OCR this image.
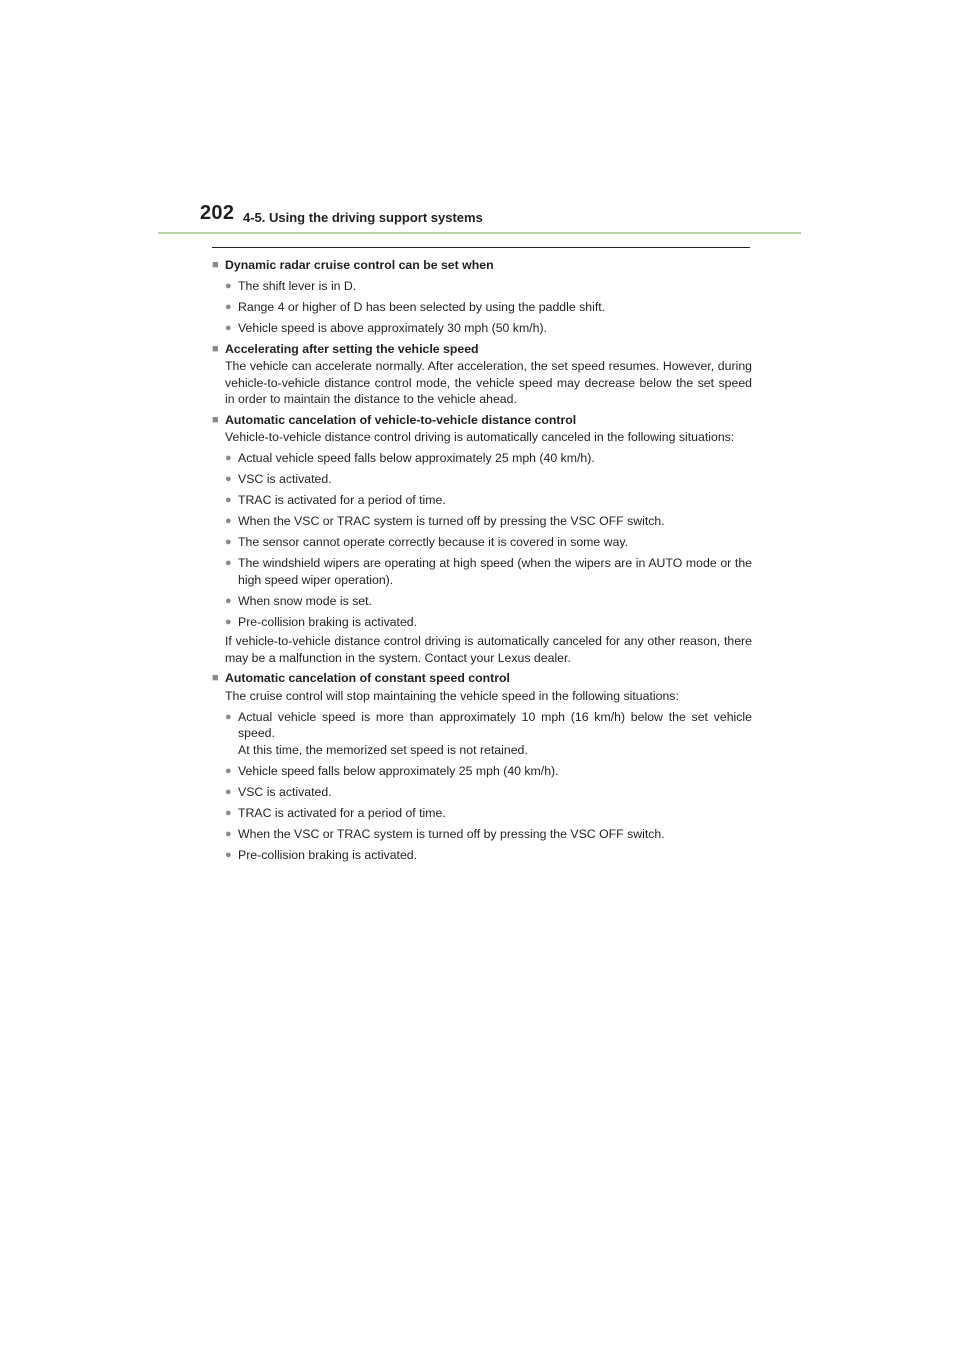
202 4-5. Using the driving support systems
■ Dynamic radar cruise control can be set when
● The shift lever is in D.
● Range 4 or higher of D has been selected by using the paddle shift.
● Vehicle speed is above approximately 30 mph (50 km/h).
■ Accelerating after setting the vehicle speed

The vehicle can accelerate normally. After acceleration, the set speed resumes. However, during vehicle-to-vehicle distance control mode, the vehicle speed may decrease below the set speed in order to maintain the distance to the vehicle ahead.

■ Automatic cancelation of vehicle-to-vehicle distance control

Vehicle-to-vehicle distance control driving is automatically canceled in the following situations:

● Actual vehicle speed falls below approximately 25 mph (40 km/h).
● VSC is activated.
● TRAC is activated for a period of time.
● When the VSC or TRAC system is turned off by pressing the VSC OFF switch.
● The sensor cannot operate correctly because it is covered in some way.
● The windshield wipers are operating at high speed (when the wipers are in AUTO mode or the high speed wiper operation).
● When snow mode is set.
● Pre-collision braking is activated.

If vehicle-to-vehicle distance control driving is automatically canceled for any other reason, there may be a malfunction in the system. Contact your Lexus dealer.

■ Automatic cancelation of constant speed control

The cruise control will stop maintaining the vehicle speed in the following situations:

● Actual vehicle speed is more than approximately 10 mph (16 km/h) below the set vehicle speed.
At this time, the memorized set speed is not retained.
● Vehicle speed falls below approximately 25 mph (40 km/h).
● VSC is activated.
● TRAC is activated for a period of time.
● When the VSC or TRAC system is turned off by pressing the VSC OFF switch.
● Pre-collision braking is activated.
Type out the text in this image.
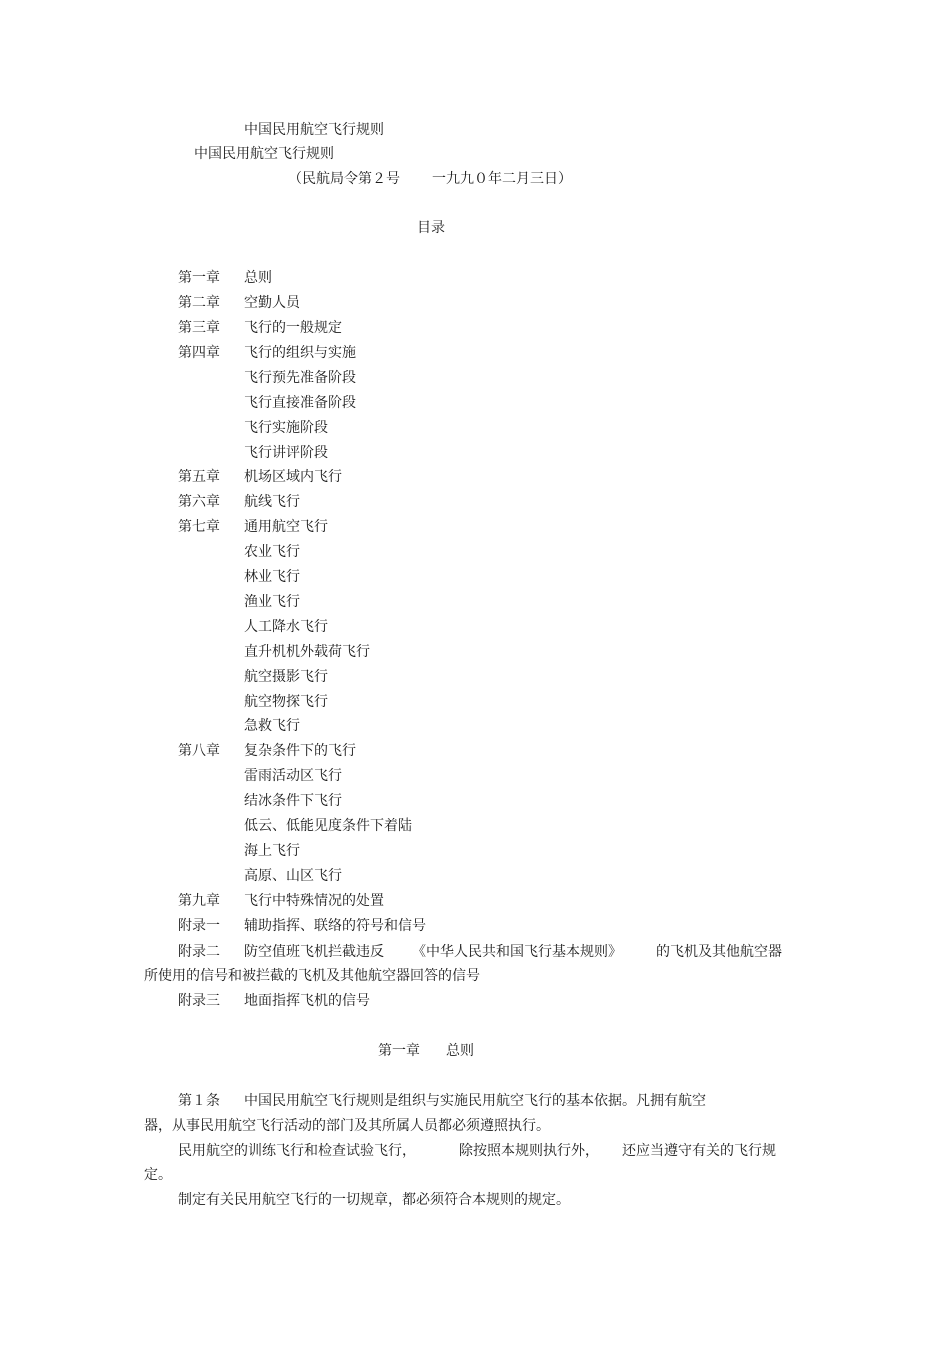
中国民用航空飞行规则
中国民用航空飞行规则
（民航局令第２号 一九九０年二月三日）
目录
第一章 总则
第二章 空勤人员
第三章 飞行的一般规定
第四章 飞行的组织与实施
飞行预先准备阶段
飞行直接准备阶段
飞行实施阶段
飞行讲评阶段
第五章 机场区域内飞行
第六章 航线飞行
第七章 通用航空飞行
农业飞行
林业飞行
渔业飞行
人工降水飞行
直升机机外载荷飞行
航空摄影飞行
航空物探飞行
急救飞行
第八章 复杂条件下的飞行
雷雨活动区飞行
结冰条件下飞行
低云、低能见度条件下着陆
海上飞行
高原、山区飞行
第九章 飞行中特殊情况的处置
附录一 辅助指挥、联络的符号和信号
附录二 防空值班飞机拦截违反 《中华人民共和国飞行基本规则》 的飞机及其他航空器
所使用的信号和被拦截的飞机及其他航空器回答的信号
附录三 地面指挥飞机的信号
第一章 总则
第１条 中国民用航空飞行规则是组织与实施民用航空飞行的基本依据。凡拥有航空
器，从事民用航空飞行活动的部门及其所属人员都必须遵照执行。
民用航空的训练飞行和检查试验飞行，	除按照本规则执行外， 还应当遵守有关的飞行规
定。
制定有关民用航空飞行的一切规章，都必须符合本规则的规定。
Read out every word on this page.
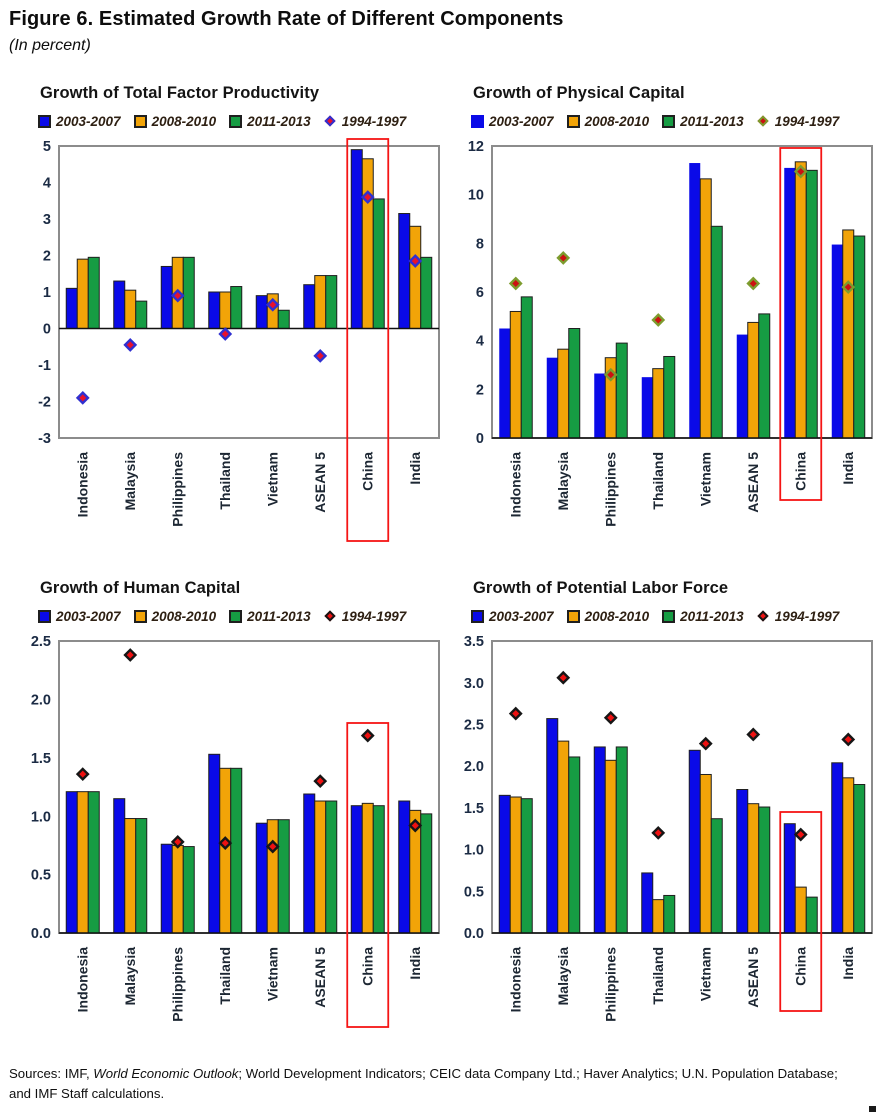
Figure 6. Estimated Growth Rate of Different Components
(In percent)
Growth of Total Factor Productivity
2003-2007 2008-2010 2011-2013 1994-1997
5
4
3
2
1
0
-1
-2
-3
Indonesia Malaysia Philippines Thailand Vietnam ASEAN 5 China India
Growth of Physical Capital
2003-2007 2008-2010 2011-2013 1994-1997
12
10
8
6
4
2
0
Indonesia Malaysia Philippines Thailand Vietnam ASEAN 5 China India
Growth of Human Capital
2003-2007 2008-2010 2011-2013 1994-1997
2.5
2.0
1.5
1.0
0.5
0.0
Indonesia Malaysia Philippines Thailand Vietnam ASEAN 5 China India
Growth of Potential Labor Force
2003-2007 2008-2010 2011-2013 1994-1997
3.5
3.0
2.5
2.0
1.5
1.0
0.5
0.0
Indonesia Malaysia Philippines Thailand Vietnam ASEAN 5 China India
Sources: IMF, World Economic Outlook; World Development Indicators; CEIC data Company Ltd.; Haver Analytics; U.N. Population Database; and IMF Staff calculations.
────────
§ **Exercise goal**
Only lines with the word "driving" are wanted, so copy each one from the records.

§ **Result for this task**
202 4-5. Using the driving support systems
Vehicle-to-vehicle distance control driving is automatically canceled in the following situations:
If vehicle-to-vehicle distance control driving is automatically canceled for any other reason, there may be a malfunction in the system. Contact your Lexus dealer.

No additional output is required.